§ Saved data entries
-- Start --
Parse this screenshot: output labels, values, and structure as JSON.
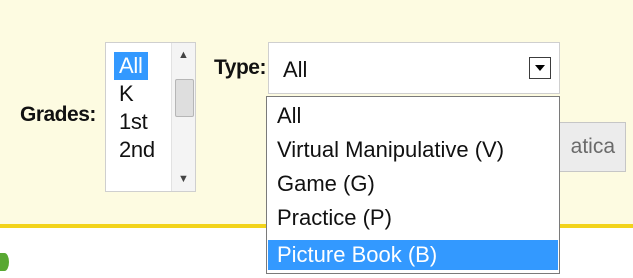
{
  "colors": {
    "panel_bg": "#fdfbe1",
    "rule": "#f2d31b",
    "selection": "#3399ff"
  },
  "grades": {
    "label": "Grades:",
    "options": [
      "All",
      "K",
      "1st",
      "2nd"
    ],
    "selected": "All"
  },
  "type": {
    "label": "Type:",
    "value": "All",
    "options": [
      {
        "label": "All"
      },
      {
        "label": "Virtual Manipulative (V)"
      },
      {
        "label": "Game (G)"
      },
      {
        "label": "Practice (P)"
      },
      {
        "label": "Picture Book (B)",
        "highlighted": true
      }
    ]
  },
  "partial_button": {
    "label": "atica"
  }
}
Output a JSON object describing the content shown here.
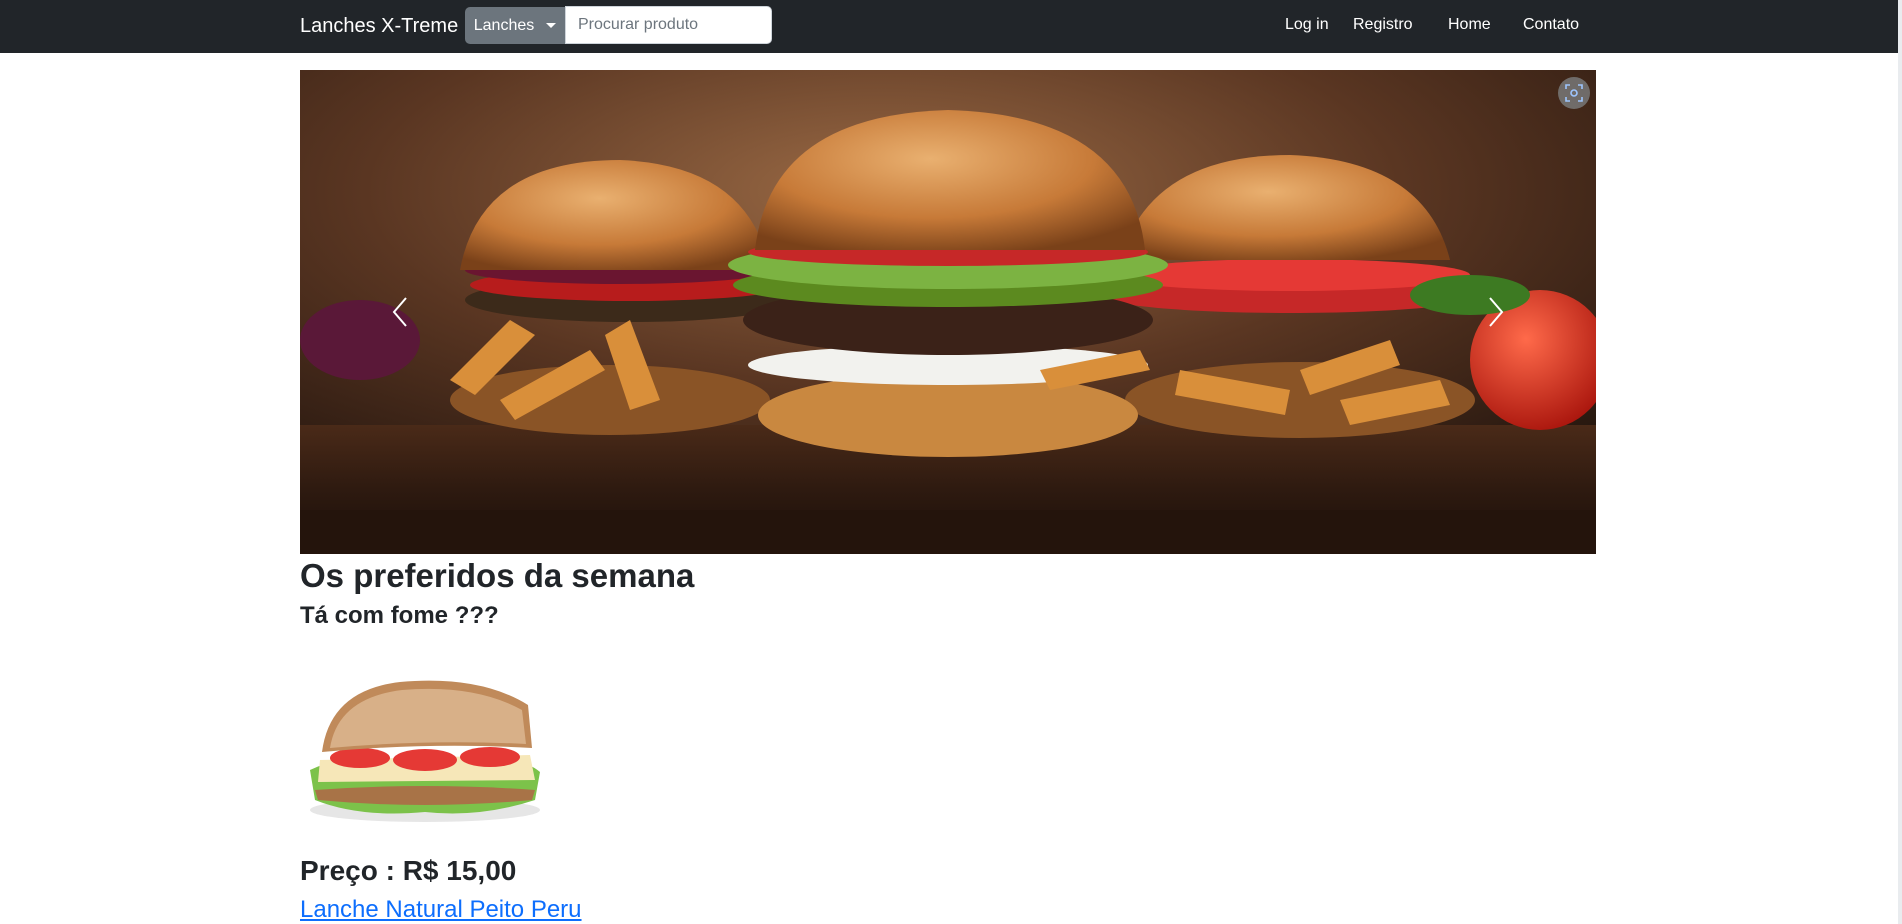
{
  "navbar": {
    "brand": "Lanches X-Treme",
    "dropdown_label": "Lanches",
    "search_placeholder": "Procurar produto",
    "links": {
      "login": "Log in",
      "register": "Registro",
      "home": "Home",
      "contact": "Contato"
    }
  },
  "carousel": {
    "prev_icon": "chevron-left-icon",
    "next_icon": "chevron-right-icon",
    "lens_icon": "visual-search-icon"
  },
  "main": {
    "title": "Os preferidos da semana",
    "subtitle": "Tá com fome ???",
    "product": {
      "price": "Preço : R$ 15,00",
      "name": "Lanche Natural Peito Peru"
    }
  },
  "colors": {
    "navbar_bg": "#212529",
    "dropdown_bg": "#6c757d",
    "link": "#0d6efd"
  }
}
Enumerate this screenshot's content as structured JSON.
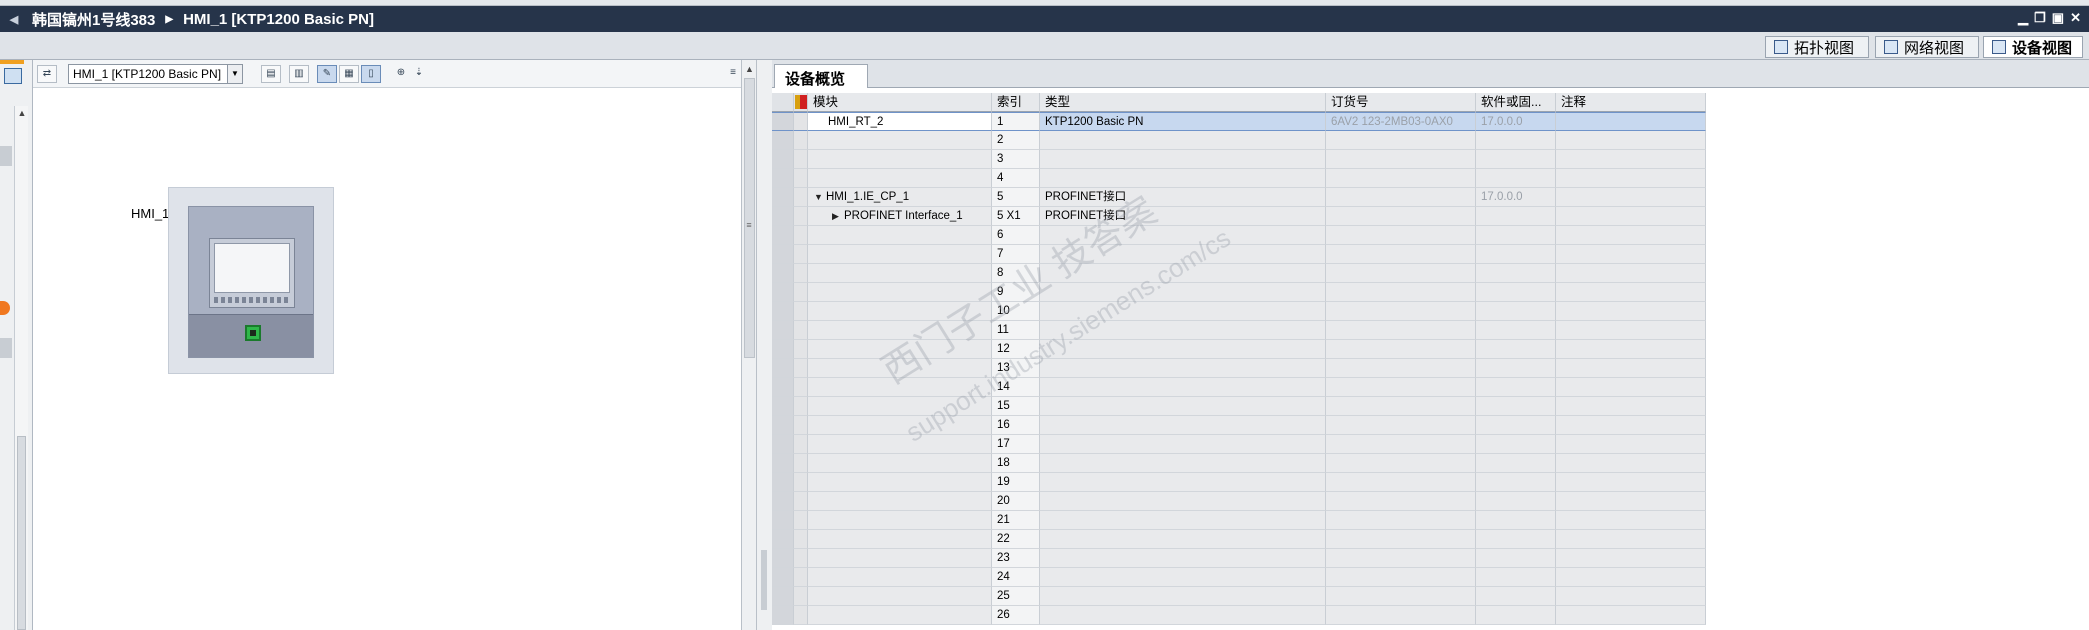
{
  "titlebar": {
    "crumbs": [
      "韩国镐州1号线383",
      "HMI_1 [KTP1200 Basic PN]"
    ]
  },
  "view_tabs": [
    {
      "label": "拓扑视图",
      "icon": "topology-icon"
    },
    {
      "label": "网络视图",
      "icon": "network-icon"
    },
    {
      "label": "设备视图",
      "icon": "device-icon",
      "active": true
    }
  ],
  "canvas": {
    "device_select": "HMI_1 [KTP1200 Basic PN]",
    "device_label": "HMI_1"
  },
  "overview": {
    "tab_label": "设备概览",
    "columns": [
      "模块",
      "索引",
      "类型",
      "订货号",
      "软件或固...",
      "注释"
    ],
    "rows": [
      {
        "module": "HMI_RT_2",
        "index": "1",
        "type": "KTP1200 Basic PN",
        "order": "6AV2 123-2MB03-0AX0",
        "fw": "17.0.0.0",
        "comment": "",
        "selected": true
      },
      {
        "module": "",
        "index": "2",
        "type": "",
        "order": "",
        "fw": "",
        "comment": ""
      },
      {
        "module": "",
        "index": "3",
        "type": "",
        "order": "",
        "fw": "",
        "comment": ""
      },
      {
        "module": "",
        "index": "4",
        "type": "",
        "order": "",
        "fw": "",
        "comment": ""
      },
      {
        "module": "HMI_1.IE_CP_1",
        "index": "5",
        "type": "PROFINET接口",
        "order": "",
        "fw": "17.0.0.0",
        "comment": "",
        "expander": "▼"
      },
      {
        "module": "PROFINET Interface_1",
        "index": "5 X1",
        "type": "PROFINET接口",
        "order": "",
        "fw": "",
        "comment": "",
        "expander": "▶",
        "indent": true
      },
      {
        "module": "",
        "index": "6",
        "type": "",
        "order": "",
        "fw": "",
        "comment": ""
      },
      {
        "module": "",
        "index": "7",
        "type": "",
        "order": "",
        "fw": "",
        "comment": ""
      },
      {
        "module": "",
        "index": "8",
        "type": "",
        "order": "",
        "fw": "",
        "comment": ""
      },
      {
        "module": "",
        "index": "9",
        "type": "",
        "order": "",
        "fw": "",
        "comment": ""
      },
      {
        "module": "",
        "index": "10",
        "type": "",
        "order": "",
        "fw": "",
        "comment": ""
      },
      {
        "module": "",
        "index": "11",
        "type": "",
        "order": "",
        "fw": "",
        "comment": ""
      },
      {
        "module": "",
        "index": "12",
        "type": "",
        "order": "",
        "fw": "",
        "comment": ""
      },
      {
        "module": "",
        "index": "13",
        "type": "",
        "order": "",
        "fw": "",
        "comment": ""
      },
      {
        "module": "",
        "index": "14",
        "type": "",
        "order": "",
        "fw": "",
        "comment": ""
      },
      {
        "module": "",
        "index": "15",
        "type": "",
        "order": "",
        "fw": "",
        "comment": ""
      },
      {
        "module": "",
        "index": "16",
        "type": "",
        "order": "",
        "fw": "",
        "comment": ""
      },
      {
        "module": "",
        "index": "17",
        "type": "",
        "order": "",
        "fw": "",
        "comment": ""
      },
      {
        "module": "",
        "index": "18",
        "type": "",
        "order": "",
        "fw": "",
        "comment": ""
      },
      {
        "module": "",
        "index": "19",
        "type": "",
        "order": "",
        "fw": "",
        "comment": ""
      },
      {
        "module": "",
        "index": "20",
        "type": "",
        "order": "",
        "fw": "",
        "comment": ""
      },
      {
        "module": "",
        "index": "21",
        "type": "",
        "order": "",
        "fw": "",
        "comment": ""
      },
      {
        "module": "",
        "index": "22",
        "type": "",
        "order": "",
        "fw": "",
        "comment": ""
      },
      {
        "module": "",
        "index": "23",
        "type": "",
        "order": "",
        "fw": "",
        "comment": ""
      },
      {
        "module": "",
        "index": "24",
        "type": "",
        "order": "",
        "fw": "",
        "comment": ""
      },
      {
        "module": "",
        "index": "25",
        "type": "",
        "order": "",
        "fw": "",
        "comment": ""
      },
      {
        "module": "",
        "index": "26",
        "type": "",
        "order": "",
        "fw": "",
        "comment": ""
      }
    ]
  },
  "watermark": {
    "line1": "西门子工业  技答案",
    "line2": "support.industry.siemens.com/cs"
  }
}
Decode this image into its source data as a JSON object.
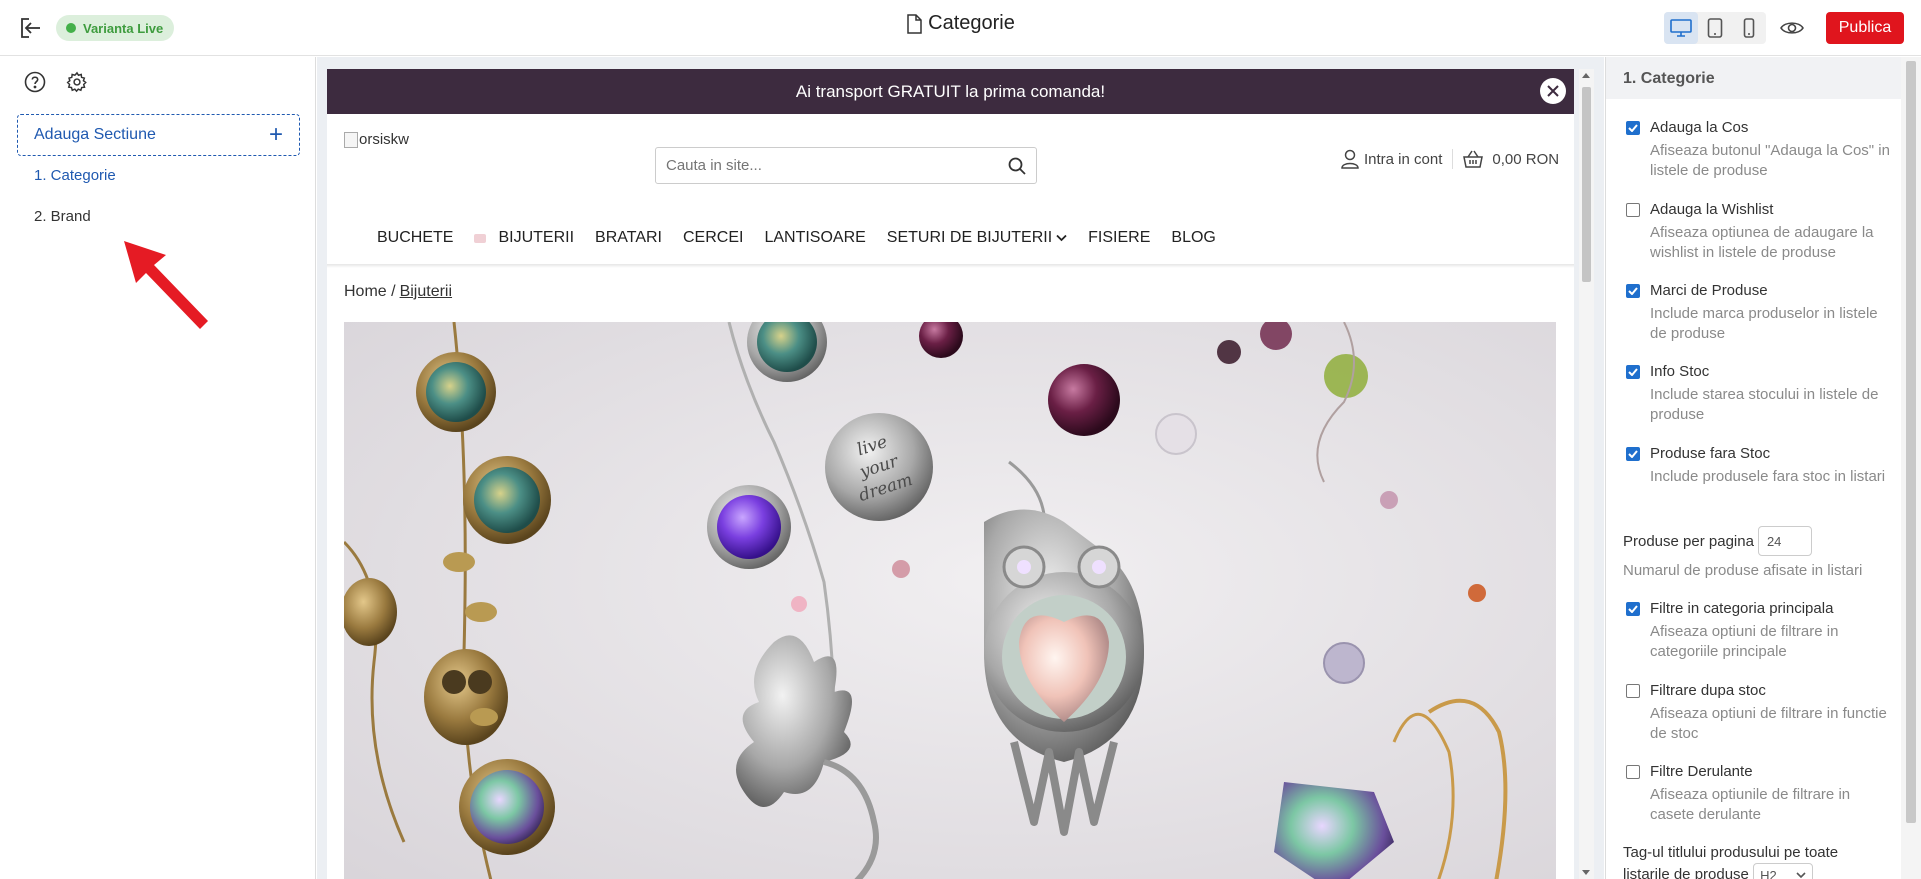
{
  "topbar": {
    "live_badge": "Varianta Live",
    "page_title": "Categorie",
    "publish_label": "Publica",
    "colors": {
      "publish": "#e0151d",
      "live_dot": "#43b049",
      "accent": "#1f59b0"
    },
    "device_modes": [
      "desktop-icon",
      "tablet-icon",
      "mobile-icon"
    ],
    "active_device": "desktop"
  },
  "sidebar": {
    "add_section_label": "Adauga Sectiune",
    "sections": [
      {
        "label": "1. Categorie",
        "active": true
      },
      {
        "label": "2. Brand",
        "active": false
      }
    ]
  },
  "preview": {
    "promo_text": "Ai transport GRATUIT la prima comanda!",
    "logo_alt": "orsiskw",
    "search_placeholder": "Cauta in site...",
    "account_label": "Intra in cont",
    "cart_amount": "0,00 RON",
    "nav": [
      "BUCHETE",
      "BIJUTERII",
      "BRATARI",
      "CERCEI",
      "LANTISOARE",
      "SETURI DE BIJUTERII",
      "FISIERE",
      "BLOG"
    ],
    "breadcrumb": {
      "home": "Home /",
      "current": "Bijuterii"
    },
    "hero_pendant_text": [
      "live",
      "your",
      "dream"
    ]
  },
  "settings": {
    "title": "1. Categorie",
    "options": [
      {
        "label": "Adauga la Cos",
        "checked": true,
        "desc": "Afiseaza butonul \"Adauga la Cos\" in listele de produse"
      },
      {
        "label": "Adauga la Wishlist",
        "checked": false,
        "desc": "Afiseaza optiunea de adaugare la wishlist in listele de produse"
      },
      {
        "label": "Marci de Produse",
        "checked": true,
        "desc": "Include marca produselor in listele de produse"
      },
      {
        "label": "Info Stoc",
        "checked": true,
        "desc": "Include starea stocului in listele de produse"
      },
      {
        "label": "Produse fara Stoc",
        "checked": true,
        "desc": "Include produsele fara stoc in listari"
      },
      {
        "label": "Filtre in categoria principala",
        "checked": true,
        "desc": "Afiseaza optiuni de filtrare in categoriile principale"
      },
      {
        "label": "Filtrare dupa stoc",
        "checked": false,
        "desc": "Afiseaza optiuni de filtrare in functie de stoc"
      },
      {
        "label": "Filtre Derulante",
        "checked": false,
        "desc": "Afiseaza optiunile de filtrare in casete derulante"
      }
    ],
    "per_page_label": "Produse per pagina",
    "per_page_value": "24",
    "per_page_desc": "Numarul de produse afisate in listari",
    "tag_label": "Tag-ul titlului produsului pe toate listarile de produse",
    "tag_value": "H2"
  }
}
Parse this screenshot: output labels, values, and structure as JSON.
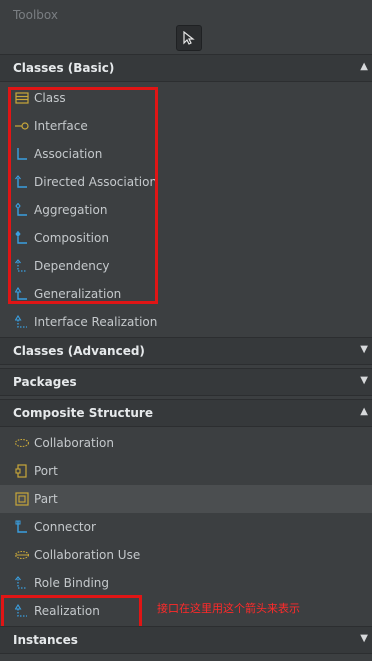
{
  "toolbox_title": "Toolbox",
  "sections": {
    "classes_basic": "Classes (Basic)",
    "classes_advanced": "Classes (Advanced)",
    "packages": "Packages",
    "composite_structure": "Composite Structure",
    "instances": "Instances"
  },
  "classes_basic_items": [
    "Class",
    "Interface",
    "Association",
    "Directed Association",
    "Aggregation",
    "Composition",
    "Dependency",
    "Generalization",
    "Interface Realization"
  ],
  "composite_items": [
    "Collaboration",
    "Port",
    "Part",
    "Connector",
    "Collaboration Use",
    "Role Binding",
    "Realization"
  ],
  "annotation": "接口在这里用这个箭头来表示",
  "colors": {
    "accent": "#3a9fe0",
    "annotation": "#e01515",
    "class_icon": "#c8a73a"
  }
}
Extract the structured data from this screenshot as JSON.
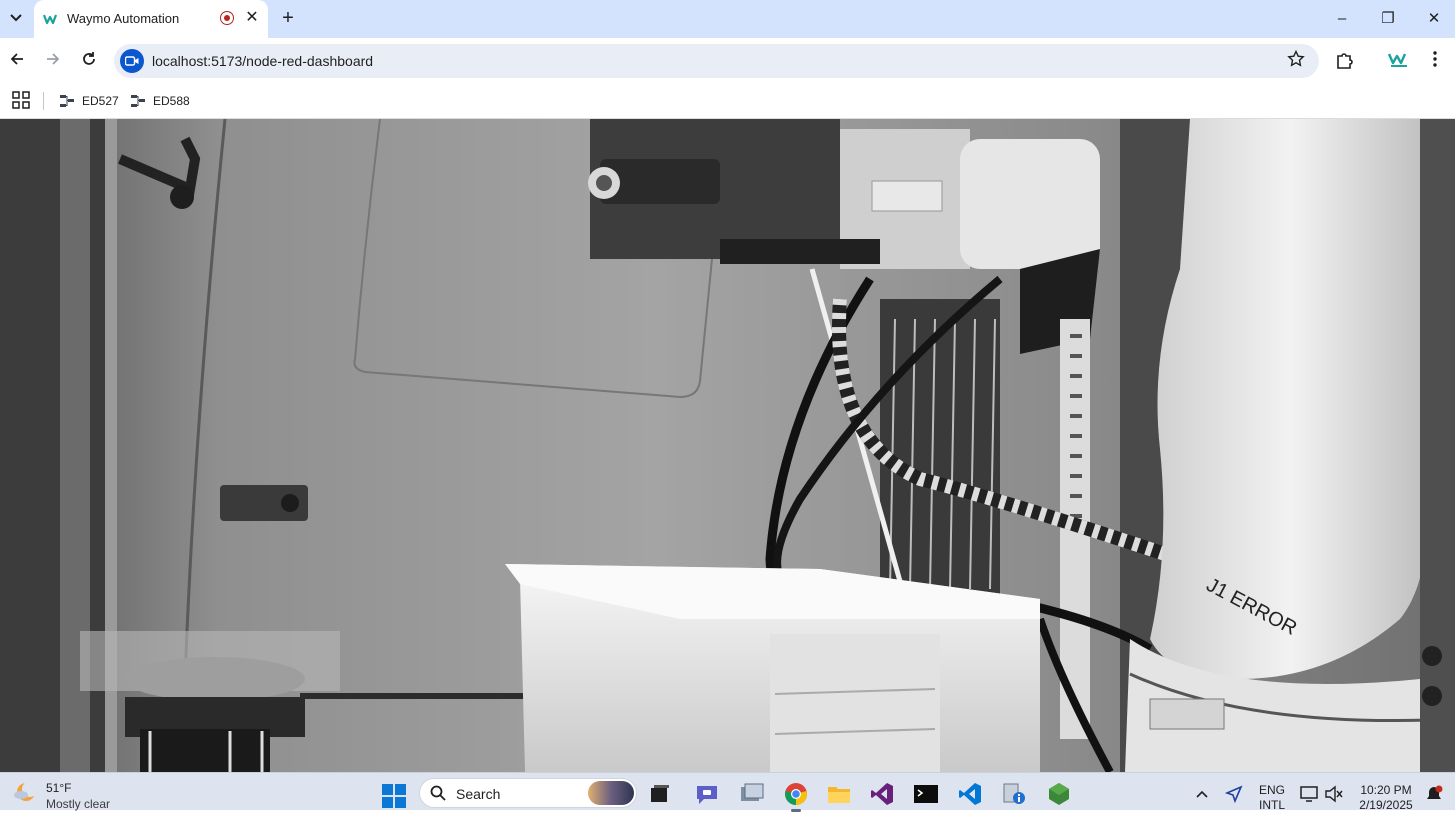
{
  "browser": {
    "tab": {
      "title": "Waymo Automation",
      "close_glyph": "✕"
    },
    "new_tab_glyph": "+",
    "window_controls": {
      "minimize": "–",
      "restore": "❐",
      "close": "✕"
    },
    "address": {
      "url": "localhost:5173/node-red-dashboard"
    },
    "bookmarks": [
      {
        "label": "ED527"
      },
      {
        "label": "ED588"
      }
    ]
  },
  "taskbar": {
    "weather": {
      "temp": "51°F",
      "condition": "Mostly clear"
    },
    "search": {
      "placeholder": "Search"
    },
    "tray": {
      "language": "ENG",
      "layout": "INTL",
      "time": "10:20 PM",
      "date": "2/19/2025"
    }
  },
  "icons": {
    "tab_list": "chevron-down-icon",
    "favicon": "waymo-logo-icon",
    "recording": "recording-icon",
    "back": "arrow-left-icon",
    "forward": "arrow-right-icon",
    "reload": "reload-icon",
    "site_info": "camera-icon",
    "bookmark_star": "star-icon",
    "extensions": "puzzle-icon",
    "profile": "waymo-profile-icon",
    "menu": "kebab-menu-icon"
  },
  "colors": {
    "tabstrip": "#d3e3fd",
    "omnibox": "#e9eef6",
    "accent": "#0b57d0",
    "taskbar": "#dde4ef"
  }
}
-- End --
§ YOUR GOAL
Quote precisely the lines of the data from the line containing "Extract the structured" through its final line, both included, excluding pictures.

§ ANSWER TO THE PROBLEM
Extract the structured data from this screenshot as JSON.
{
  "browser": {
    "tab": {
      "title": "Waymo Automation",
      "close_glyph": "✕"
    },
    "new_tab_glyph": "+",
    "window_controls": {
      "minimize": "–",
      "restore": "❐",
      "close": "✕"
    },
    "address": {
      "url": "localhost:5173/node-red-dashboard"
    },
    "bookmarks": [
      {
        "label": "ED527"
      },
      {
        "label": "ED588"
      }
    ]
  },
  "taskbar": {
    "weather": {
      "temp": "51°F",
      "condition": "Mostly clear"
    },
    "search": {
      "placeholder": "Search"
    },
    "tray": {
      "language": "ENG",
      "layout": "INTL",
      "time": "10:20 PM",
      "date": "2/19/2025"
    }
  },
  "icons": {
    "tab_list": "chevron-down-icon",
    "favicon": "waymo-logo-icon",
    "recording": "recording-icon",
    "back": "arrow-left-icon",
    "forward": "arrow-right-icon",
    "reload": "reload-icon",
    "site_info": "camera-icon",
    "bookmark_star": "star-icon",
    "extensions": "puzzle-icon",
    "profile": "waymo-profile-icon",
    "menu": "kebab-menu-icon"
  },
  "colors": {
    "tabstrip": "#d3e3fd",
    "omnibox": "#e9eef6",
    "accent": "#0b57d0",
    "taskbar": "#dde4ef"
  }
}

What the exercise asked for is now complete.